■ **WRITTEN PROBLEM**
Pick out the lines containing "this".

■ **LISTING**
====
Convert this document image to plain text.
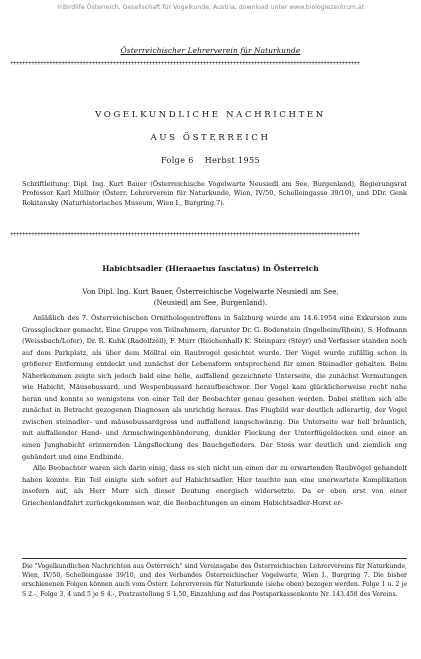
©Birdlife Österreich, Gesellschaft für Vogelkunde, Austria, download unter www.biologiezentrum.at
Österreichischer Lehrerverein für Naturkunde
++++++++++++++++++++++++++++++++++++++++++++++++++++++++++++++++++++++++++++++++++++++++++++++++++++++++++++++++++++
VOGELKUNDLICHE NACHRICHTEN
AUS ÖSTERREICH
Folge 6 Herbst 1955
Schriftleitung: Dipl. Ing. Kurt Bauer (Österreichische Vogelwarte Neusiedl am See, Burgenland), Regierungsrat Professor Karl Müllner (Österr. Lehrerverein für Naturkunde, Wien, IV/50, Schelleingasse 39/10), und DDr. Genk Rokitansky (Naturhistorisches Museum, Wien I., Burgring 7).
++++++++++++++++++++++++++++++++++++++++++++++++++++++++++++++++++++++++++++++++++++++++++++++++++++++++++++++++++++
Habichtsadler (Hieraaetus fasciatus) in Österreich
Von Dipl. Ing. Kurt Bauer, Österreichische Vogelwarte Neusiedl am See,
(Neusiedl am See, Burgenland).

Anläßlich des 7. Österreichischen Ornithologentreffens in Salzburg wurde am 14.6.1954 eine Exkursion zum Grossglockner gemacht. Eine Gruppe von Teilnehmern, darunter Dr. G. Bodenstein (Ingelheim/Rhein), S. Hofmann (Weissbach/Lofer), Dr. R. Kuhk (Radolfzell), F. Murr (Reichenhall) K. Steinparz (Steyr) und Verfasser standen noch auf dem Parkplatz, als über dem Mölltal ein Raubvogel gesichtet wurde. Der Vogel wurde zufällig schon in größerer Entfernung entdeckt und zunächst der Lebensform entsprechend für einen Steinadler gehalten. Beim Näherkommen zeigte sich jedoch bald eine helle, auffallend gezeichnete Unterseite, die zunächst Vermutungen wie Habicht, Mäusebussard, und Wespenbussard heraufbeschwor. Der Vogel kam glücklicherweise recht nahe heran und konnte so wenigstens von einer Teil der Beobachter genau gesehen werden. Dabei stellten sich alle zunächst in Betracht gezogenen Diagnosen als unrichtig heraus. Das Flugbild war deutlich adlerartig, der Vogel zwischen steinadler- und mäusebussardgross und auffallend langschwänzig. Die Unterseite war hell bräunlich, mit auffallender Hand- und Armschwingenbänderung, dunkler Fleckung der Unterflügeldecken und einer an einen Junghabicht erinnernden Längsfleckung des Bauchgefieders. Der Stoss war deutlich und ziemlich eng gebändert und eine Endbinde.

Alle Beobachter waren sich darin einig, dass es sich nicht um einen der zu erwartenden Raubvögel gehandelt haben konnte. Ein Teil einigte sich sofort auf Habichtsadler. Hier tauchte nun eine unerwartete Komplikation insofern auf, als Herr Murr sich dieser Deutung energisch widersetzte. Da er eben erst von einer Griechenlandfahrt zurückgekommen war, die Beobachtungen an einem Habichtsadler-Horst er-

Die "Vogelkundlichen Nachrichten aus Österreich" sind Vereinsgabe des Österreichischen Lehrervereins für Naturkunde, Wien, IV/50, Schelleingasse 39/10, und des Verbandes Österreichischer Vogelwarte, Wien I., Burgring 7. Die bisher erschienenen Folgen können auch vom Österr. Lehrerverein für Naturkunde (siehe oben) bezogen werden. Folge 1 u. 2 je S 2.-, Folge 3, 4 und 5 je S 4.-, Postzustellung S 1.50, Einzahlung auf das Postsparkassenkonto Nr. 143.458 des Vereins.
====
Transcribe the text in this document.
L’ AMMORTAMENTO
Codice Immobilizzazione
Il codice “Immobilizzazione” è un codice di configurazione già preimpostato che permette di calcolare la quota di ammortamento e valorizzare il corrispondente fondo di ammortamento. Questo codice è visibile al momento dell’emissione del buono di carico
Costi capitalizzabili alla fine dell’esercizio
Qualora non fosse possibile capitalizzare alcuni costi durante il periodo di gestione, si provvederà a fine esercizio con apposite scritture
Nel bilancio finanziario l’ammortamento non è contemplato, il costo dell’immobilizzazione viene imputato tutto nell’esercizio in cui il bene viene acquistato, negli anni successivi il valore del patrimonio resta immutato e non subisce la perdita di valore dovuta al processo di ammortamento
====
■ **SOLUTION**
Convert this document image to plain text.
Transcribe the text in this document.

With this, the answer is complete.